» TASK DESCRIPTION
Print the listing below exactly.

• • • •

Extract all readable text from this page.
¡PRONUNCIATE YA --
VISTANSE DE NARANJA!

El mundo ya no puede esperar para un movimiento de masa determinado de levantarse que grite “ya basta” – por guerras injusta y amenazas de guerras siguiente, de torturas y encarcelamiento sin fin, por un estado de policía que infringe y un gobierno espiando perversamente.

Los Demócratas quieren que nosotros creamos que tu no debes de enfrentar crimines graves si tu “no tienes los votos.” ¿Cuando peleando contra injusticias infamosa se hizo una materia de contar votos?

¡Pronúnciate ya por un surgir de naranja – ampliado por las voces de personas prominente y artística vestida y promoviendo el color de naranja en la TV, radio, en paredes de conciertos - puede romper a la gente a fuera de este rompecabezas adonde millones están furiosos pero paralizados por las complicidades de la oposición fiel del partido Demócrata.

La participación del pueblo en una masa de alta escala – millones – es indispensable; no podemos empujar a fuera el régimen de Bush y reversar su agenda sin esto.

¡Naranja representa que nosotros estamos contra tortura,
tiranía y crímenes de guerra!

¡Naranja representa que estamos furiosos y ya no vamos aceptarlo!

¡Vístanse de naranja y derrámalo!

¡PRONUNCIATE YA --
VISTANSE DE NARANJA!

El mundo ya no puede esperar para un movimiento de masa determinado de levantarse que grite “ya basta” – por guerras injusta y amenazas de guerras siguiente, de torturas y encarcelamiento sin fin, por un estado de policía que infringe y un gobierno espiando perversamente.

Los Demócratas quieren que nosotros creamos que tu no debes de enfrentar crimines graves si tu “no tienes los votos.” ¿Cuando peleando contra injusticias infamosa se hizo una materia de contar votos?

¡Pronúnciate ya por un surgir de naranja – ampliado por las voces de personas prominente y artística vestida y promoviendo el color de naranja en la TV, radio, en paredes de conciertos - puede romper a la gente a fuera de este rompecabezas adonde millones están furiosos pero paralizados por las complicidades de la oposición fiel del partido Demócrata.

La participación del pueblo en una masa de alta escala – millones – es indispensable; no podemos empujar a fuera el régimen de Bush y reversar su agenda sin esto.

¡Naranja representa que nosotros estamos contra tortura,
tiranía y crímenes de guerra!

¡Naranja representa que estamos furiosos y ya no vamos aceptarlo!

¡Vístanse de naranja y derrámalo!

• • • •

» SOLUTION BELOW
Extract all readable text from this page.
¡PRONUNCIATE YA --
VISTANSE DE NARANJA!

El mundo ya no puede esperar para un movimiento de masa determinado de levantarse que grite “ya basta” – por guerras injusta y amenazas de guerras siguiente, de torturas y encarcelamiento sin fin, por un estado de policía que infringe y un gobierno espiando perversamente.

Los Demócratas quieren que nosotros creamos que tu no debes de enfrentar crimines graves si tu “no tienes los votos.” ¿Cuando peleando contra injusticias infamosa se hizo una materia de contar votos?

¡Pronúnciate ya por un surgir de naranja – ampliado por las voces de personas prominente y artística vestida y promoviendo el color de naranja en la TV, radio, en paredes de conciertos - puede romper a la gente a fuera de este rompecabezas adonde millones están furiosos pero paralizados por las complicidades de la oposición fiel del partido Demócrata.

La participación del pueblo en una masa de alta escala – millones – es indispensable; no podemos empujar a fuera el régimen de Bush y reversar su agenda sin esto.

¡Naranja representa que nosotros estamos contra tortura,
tiranía y crímenes de guerra!

¡Naranja representa que estamos furiosos y ya no vamos aceptarlo!

¡Vístanse de naranja y derrámalo!

¡PRONUNCIATE YA --
VISTANSE DE NARANJA!

El mundo ya no puede esperar para un movimiento de masa determinado de levantarse que grite “ya basta” – por guerras injusta y amenazas de guerras siguiente, de torturas y encarcelamiento sin fin, por un estado de policía que infringe y un gobierno espiando perversamente.

Los Demócratas quieren que nosotros creamos que tu no debes de enfrentar crimines graves si tu “no tienes los votos.” ¿Cuando peleando contra injusticias infamosa se hizo una materia de contar votos?

¡Pronúnciate ya por un surgir de naranja – ampliado por las voces de personas prominente y artística vestida y promoviendo el color de naranja en la TV, radio, en paredes de conciertos - puede romper a la gente a fuera de este rompecabezas adonde millones están furiosos pero paralizados por las complicidades de la oposición fiel del partido Demócrata.

La participación del pueblo en una masa de alta escala – millones – es indispensable; no podemos empujar a fuera el régimen de Bush y reversar su agenda sin esto.

¡Naranja representa que nosotros estamos contra tortura,
tiranía y crímenes de guerra!

¡Naranja representa que estamos furiosos y ya no vamos aceptarlo!

¡Vístanse de naranja y derrámalo!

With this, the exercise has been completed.